» DIRECTIONS FOR THIS TASK
Pull every line holding the string "läser" from the records below.

::: DATASET EXTRACT

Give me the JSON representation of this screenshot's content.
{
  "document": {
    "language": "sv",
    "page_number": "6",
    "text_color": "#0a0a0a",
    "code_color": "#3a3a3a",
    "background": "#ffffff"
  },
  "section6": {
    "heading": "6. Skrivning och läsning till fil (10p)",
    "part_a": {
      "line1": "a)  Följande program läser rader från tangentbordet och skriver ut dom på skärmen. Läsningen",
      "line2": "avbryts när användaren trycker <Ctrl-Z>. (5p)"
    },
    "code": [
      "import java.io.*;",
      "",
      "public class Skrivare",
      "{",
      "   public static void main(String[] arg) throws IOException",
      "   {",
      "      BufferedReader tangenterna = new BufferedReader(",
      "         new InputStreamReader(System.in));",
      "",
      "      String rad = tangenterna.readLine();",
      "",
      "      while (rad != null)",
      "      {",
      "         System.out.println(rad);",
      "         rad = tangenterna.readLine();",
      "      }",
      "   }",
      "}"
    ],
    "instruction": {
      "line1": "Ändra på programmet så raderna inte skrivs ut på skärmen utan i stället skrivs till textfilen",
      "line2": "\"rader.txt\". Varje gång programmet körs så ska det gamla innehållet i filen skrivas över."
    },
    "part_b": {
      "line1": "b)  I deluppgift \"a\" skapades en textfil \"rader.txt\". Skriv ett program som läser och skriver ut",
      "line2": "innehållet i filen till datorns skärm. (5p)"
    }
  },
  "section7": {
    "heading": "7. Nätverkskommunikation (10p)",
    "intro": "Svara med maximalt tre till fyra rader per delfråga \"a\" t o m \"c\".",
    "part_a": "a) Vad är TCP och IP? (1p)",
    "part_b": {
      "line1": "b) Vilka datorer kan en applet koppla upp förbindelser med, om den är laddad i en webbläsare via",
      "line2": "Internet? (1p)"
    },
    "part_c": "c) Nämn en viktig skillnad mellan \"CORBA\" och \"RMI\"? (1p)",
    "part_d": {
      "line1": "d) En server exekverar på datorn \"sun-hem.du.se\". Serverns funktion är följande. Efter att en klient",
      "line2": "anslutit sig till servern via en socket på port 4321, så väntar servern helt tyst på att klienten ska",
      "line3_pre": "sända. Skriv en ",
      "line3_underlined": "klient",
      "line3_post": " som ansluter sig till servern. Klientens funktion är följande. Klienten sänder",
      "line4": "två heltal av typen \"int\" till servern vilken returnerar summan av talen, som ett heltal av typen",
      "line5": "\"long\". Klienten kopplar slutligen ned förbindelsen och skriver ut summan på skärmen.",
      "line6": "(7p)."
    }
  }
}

::::::

» THE RESULT
      "line1": "a)  Följande program läser rader från tangentbordet och skriver ut dom på skärmen. Läsningen",
      "line1": "b)  I deluppgift \"a\" skapades en textfil \"rader.txt\". Skriv ett program som läser och skriver ut",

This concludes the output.